### Records for the task
start
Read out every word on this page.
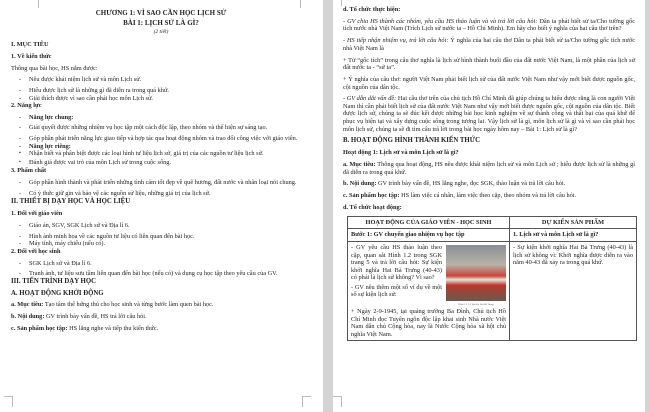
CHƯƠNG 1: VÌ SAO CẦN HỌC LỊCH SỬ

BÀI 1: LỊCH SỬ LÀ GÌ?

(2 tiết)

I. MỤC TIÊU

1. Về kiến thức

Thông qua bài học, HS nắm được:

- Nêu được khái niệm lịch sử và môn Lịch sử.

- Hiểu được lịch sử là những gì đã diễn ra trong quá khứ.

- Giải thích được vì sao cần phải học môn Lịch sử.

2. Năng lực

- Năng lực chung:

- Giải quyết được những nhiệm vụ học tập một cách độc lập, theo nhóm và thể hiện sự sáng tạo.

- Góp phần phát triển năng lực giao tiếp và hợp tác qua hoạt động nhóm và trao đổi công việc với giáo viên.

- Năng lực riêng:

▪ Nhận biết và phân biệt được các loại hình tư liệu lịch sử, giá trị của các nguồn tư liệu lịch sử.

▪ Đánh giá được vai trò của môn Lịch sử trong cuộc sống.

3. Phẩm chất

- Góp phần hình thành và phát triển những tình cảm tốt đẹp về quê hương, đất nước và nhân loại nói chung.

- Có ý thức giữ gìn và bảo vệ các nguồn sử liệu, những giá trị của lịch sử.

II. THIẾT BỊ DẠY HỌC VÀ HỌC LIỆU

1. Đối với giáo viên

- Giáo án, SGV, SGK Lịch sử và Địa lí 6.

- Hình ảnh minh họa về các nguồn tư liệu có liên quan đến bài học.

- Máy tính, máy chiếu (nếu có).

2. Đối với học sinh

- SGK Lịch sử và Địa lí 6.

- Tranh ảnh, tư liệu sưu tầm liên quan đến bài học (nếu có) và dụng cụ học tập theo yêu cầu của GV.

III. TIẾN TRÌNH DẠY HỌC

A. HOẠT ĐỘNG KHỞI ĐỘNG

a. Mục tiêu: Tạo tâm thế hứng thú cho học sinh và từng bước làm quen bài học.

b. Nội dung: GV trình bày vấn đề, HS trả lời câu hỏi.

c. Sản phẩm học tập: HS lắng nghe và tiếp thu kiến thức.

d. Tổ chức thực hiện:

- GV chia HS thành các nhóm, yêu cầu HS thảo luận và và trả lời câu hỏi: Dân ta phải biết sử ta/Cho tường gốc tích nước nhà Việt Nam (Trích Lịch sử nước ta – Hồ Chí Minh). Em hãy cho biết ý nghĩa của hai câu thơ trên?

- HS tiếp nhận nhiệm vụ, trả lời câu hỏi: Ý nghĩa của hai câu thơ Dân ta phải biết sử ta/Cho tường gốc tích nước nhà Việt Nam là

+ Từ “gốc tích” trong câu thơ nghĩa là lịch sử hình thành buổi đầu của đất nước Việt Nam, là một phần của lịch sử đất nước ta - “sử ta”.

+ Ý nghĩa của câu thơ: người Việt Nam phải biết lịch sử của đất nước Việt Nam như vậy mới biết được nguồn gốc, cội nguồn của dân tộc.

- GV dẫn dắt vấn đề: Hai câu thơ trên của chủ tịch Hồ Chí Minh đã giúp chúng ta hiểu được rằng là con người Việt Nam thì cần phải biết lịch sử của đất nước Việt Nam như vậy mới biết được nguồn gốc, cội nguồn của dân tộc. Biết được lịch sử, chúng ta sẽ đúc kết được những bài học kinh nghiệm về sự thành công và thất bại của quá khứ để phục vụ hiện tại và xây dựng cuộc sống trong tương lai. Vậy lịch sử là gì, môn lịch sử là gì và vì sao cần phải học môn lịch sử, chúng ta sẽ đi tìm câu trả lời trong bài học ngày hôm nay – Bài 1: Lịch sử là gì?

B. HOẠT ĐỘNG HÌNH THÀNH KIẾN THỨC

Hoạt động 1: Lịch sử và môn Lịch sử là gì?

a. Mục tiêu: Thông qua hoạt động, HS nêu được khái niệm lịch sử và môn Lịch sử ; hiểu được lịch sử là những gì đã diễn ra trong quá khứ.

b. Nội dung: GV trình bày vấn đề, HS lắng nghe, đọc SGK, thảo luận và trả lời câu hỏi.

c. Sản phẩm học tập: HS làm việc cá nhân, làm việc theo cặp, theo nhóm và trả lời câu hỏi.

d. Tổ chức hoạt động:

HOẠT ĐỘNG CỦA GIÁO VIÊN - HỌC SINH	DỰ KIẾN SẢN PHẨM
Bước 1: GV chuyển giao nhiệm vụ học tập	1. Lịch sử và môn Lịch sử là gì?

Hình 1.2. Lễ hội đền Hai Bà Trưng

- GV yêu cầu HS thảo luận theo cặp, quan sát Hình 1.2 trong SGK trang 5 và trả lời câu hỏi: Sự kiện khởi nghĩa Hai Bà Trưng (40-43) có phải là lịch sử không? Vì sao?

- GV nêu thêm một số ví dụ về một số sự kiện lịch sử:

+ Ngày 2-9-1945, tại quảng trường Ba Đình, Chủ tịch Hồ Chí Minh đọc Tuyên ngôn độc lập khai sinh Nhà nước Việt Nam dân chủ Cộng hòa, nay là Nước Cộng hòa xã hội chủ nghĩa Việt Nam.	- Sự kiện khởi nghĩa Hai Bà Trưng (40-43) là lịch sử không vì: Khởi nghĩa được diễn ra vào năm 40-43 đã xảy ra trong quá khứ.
end
### Directions
From the material above, gather all lines that include the string "liên" and copy them.

### Problem solution
- Hình ảnh minh họa về các nguồn tư liệu có liên quan đến bài học.
- Tranh ảnh, tư liệu sưu tầm liên quan đến bài học (nếu có) và dụng cụ học tập theo yêu cầu của GV.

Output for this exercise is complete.